§ SHORT TASK
Every line containing the word "Murchison" needs to be found and copied.

+++++

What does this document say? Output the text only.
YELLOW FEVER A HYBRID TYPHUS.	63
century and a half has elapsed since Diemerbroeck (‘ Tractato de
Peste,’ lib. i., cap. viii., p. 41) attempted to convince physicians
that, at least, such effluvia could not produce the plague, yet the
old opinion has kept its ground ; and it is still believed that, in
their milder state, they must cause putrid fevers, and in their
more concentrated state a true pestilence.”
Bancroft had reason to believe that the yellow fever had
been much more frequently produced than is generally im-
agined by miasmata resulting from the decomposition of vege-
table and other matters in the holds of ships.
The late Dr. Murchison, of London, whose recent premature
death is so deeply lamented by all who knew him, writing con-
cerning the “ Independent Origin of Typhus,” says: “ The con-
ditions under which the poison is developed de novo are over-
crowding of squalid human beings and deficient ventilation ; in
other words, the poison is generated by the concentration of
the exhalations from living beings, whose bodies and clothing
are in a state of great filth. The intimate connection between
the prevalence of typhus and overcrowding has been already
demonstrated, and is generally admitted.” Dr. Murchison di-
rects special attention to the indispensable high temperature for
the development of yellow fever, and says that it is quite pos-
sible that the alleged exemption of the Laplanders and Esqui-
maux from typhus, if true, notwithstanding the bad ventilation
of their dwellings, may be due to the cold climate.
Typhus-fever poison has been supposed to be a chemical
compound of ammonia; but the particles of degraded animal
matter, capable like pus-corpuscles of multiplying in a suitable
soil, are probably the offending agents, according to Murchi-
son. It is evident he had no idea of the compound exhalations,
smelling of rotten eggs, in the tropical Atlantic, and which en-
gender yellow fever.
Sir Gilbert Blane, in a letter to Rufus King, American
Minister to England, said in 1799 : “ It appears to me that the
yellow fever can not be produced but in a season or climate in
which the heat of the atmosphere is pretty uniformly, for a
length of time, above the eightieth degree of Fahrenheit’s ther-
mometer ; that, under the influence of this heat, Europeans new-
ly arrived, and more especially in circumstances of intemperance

+++++

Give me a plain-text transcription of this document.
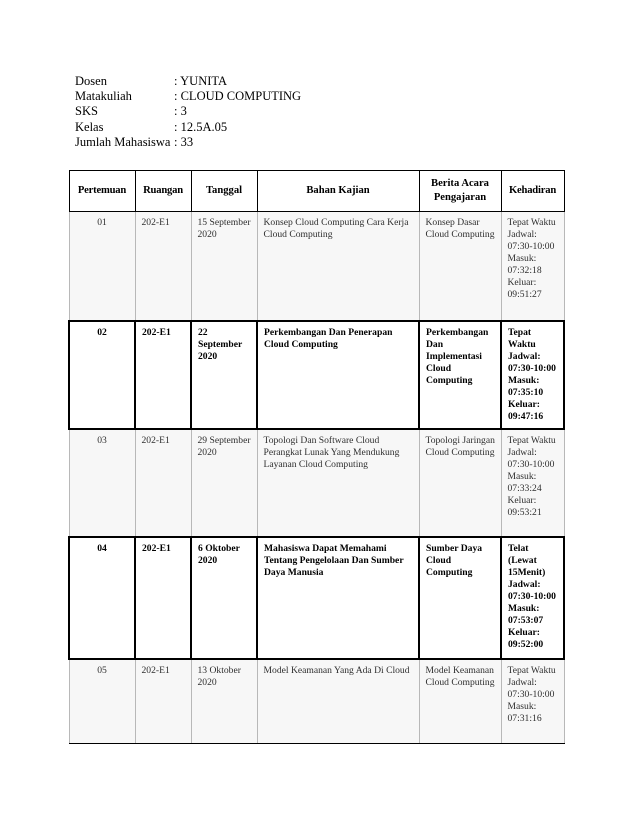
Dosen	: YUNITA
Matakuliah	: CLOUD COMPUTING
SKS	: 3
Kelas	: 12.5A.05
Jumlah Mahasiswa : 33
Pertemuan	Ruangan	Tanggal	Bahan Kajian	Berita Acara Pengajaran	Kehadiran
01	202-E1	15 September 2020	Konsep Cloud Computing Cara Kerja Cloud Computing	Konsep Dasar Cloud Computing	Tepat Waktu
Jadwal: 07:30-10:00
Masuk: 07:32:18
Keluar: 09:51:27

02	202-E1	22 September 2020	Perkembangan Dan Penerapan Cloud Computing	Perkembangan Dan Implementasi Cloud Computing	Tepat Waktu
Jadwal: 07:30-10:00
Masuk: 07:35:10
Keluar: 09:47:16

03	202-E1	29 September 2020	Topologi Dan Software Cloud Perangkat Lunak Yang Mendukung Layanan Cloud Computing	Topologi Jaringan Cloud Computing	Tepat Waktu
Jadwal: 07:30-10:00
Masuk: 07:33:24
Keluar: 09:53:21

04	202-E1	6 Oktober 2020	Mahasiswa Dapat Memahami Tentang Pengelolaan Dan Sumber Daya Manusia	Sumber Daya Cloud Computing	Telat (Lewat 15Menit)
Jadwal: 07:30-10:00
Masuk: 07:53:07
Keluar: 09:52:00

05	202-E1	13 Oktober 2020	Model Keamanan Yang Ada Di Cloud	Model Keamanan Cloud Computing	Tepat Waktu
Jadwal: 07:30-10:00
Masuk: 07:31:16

+++++

§ OUTPUT BELOW
The late Dr. Murchison, of London, whose recent premature
demonstrated, and is generally admitted.” Dr. Murchison di-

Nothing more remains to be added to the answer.